ASSIGNMENT>
Return each line of the entries that mentions the word "stoom".

□ □ □ □ □ □ □

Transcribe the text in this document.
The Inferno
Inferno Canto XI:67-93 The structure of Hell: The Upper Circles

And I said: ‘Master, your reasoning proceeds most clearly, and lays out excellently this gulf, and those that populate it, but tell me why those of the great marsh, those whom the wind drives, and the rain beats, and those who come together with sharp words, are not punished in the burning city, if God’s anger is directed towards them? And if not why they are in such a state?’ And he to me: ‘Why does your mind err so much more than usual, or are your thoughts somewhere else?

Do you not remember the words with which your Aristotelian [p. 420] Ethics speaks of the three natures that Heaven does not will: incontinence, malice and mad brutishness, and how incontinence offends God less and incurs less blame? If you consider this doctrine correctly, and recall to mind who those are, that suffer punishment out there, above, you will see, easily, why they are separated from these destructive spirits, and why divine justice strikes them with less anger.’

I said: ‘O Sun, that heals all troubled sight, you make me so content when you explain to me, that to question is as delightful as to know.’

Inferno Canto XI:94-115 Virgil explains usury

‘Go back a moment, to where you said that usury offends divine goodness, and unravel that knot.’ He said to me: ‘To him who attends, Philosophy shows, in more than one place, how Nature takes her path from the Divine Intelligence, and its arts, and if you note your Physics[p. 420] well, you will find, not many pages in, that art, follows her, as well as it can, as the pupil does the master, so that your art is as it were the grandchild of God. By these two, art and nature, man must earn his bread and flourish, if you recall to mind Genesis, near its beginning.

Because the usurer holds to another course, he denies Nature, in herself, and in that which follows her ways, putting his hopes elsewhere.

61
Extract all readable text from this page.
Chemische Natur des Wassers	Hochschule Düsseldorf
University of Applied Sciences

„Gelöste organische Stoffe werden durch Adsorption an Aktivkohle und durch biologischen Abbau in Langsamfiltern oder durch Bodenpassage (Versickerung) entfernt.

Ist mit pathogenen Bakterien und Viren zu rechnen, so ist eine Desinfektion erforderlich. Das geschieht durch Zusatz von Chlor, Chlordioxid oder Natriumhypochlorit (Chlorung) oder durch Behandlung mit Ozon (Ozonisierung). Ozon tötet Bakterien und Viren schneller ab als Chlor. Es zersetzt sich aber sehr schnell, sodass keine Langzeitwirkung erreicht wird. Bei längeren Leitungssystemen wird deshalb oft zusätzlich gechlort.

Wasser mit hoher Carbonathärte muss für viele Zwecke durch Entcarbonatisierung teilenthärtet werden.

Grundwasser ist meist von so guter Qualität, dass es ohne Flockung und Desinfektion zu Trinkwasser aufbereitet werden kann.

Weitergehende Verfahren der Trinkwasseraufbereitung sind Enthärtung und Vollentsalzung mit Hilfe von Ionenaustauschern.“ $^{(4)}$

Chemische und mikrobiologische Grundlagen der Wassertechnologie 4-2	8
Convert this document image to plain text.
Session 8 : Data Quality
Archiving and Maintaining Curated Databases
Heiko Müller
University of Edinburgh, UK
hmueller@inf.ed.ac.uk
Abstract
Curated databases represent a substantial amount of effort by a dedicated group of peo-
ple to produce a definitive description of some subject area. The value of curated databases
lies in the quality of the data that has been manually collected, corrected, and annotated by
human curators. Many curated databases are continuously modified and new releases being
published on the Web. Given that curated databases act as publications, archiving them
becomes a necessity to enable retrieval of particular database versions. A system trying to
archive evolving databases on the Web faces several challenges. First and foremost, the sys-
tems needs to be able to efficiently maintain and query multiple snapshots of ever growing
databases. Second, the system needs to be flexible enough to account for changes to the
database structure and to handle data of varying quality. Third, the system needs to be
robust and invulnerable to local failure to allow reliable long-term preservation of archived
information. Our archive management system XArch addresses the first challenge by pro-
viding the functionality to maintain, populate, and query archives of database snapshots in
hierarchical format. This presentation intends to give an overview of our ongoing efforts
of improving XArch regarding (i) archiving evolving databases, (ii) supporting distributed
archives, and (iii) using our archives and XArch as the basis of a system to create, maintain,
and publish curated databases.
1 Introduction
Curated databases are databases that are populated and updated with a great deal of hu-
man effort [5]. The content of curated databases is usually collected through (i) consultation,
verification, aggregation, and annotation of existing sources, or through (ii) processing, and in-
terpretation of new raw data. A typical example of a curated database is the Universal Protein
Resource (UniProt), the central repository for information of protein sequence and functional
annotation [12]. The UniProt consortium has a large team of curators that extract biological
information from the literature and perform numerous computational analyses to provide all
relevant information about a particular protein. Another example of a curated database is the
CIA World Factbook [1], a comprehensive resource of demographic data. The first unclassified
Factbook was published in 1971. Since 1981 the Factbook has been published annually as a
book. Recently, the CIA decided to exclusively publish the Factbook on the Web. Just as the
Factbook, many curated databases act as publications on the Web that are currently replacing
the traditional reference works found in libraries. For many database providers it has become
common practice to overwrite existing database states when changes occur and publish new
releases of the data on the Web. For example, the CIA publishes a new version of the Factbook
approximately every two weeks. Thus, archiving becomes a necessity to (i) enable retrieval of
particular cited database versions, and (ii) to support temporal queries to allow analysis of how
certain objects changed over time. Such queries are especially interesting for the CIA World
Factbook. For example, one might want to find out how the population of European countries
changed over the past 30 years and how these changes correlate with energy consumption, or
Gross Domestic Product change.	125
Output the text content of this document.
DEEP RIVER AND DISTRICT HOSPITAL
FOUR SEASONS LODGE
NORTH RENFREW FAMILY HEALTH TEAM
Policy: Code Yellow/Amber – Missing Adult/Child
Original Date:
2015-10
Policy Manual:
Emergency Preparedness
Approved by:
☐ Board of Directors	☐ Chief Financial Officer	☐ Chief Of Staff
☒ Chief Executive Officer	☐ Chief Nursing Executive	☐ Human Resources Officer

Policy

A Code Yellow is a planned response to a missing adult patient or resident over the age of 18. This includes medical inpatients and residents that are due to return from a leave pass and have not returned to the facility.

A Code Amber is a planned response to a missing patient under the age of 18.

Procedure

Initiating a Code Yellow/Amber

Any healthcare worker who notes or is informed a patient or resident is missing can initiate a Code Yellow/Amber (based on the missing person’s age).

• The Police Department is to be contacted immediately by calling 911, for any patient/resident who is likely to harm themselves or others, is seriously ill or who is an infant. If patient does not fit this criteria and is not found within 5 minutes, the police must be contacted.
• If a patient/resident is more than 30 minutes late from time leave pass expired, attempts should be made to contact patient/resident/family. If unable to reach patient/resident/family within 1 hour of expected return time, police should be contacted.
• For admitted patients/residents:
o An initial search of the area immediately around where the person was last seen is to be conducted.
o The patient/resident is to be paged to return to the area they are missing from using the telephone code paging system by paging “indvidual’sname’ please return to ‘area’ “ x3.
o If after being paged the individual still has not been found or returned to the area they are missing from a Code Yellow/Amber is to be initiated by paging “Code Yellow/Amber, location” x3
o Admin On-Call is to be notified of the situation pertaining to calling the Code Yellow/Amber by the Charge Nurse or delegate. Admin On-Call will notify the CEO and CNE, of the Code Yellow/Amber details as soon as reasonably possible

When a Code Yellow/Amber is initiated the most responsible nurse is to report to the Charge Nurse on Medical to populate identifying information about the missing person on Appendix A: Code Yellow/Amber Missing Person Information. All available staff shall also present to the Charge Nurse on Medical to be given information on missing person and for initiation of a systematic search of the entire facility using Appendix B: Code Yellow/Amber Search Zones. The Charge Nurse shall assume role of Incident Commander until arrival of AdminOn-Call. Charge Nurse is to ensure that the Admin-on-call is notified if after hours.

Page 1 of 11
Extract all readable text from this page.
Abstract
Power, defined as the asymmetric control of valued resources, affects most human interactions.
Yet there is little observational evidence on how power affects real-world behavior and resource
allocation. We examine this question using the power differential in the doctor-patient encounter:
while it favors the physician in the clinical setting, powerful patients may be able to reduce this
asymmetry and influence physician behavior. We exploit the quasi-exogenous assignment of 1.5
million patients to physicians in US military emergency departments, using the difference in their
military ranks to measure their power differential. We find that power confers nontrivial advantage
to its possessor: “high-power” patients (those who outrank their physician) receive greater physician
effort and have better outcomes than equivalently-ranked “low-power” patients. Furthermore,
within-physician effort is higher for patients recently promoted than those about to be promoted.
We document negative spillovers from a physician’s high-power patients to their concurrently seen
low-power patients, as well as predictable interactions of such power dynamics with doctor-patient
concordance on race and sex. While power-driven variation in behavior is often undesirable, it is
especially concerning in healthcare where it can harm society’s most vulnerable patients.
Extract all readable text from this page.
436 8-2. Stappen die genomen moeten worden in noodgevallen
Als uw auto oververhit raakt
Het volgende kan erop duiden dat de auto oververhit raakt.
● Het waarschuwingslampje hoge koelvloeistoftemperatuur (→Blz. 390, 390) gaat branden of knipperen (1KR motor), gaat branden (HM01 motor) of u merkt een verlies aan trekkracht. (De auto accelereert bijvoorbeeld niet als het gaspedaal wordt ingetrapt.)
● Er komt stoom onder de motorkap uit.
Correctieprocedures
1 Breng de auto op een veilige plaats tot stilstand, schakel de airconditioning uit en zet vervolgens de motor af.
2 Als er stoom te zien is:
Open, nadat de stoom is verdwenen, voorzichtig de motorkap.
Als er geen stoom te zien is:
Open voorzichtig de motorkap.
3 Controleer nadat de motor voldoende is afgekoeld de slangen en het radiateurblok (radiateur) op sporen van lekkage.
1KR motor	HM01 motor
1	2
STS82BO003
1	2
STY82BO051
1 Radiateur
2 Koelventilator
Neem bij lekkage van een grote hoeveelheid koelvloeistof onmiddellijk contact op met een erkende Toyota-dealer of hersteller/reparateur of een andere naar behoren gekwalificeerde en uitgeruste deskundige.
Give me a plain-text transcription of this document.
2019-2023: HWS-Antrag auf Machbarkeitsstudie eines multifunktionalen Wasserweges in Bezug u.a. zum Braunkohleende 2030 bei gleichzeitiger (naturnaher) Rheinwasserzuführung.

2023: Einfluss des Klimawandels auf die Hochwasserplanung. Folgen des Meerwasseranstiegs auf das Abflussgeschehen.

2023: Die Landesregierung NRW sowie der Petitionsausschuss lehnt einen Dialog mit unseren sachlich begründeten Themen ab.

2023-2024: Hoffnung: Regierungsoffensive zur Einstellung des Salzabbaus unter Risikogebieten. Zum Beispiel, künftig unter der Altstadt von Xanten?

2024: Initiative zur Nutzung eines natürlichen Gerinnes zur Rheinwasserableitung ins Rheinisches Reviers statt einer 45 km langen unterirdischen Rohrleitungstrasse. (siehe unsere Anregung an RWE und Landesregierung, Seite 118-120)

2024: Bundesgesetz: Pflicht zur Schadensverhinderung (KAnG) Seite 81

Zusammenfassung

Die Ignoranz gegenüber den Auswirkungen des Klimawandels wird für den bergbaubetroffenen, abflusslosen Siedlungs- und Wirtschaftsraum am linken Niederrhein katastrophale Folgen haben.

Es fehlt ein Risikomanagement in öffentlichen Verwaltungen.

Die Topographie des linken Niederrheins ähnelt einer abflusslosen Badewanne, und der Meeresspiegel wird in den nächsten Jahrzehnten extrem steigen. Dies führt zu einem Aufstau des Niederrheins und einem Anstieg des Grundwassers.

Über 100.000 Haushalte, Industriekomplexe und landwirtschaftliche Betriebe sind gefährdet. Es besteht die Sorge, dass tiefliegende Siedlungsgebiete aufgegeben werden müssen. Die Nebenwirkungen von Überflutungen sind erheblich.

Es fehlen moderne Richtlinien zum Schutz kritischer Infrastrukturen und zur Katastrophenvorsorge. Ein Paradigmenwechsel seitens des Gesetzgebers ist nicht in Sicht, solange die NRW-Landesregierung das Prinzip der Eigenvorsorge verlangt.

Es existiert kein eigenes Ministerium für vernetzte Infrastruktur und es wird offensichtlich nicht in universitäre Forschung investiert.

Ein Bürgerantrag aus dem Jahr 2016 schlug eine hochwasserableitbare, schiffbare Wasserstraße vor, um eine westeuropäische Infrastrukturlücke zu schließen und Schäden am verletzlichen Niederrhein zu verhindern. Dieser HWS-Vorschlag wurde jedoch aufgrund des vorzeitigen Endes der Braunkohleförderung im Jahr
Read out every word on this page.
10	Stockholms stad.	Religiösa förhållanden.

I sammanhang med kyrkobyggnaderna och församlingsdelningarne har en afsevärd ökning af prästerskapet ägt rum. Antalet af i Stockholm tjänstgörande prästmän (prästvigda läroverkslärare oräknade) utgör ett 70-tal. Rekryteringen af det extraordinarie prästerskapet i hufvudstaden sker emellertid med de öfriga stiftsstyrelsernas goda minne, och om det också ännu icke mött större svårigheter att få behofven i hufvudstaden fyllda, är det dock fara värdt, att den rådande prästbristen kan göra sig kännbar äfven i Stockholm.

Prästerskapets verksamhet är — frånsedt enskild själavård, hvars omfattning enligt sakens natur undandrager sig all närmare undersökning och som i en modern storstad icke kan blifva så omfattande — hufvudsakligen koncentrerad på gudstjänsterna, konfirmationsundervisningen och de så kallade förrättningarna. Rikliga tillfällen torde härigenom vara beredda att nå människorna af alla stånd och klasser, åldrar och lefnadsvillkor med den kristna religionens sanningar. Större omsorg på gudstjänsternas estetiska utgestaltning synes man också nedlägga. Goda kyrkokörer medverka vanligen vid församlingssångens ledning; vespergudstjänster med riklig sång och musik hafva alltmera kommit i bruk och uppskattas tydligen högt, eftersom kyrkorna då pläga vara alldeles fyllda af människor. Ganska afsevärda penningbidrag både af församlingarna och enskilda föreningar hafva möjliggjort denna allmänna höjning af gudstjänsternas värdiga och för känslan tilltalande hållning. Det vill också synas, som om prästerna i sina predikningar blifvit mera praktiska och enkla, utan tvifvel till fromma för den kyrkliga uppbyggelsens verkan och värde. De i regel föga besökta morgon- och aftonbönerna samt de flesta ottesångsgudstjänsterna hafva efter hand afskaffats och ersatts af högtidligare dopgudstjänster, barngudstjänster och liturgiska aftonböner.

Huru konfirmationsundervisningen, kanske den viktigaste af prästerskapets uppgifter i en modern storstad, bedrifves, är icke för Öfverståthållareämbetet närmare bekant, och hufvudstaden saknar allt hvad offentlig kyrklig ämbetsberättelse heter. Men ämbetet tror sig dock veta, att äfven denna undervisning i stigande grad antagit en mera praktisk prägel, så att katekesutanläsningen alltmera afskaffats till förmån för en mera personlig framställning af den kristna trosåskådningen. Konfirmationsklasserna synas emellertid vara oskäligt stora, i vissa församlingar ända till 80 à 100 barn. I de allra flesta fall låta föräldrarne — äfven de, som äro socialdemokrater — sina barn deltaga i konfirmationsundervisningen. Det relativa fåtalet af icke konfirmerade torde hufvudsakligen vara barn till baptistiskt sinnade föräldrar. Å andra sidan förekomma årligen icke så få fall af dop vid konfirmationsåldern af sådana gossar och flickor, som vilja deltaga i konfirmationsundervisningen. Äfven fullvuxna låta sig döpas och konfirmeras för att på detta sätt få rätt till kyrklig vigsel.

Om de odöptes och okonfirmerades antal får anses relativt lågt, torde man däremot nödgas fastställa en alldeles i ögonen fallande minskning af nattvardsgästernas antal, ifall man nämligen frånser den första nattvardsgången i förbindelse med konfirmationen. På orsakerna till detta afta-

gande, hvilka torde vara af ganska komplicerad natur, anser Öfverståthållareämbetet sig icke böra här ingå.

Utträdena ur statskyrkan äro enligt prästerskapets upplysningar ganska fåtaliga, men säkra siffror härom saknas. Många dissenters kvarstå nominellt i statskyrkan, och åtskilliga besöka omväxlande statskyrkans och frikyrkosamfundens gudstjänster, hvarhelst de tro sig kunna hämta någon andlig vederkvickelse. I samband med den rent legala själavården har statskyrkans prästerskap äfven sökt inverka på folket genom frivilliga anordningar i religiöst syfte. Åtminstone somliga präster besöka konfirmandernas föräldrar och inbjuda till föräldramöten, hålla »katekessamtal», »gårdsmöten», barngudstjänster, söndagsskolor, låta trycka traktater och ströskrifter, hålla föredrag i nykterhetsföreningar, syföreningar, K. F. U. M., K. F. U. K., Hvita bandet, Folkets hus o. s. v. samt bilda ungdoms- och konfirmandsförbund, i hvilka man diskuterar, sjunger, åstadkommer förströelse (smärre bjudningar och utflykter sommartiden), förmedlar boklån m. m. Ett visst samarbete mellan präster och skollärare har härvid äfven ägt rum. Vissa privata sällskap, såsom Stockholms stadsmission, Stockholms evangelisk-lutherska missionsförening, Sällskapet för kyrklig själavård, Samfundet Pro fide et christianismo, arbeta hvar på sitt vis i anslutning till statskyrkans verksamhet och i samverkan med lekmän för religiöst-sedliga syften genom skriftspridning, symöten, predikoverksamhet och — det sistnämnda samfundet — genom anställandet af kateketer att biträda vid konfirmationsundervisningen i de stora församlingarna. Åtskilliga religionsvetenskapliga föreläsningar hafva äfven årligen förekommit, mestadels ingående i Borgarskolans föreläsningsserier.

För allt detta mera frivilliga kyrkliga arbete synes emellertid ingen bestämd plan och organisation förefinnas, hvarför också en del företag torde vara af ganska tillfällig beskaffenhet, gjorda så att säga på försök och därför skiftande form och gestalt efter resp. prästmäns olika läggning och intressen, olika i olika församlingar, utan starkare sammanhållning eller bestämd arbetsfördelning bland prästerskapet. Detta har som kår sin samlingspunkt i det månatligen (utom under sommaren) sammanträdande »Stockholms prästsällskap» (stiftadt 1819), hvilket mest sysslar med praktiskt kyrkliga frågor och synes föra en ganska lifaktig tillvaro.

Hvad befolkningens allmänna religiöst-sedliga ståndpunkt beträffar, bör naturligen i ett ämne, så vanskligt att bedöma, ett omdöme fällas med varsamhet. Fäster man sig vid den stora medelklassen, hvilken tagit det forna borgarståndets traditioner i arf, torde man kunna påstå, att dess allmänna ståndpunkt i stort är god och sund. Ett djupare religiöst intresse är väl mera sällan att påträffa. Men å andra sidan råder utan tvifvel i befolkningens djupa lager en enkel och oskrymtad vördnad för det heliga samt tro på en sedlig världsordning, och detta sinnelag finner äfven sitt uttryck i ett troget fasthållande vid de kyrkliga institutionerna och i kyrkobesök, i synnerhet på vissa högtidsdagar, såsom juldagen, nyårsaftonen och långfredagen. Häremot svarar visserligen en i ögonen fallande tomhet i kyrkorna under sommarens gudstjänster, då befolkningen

□ □ □ □ □ □ □

PROBLEM SOLUTION>
● Er komt stoom onder de motorkap uit.
2 Als er stoom te zien is:
Open, nadat de stoom is verdwenen, voorzichtig de motorkap.
Als er geen stoom te zien is:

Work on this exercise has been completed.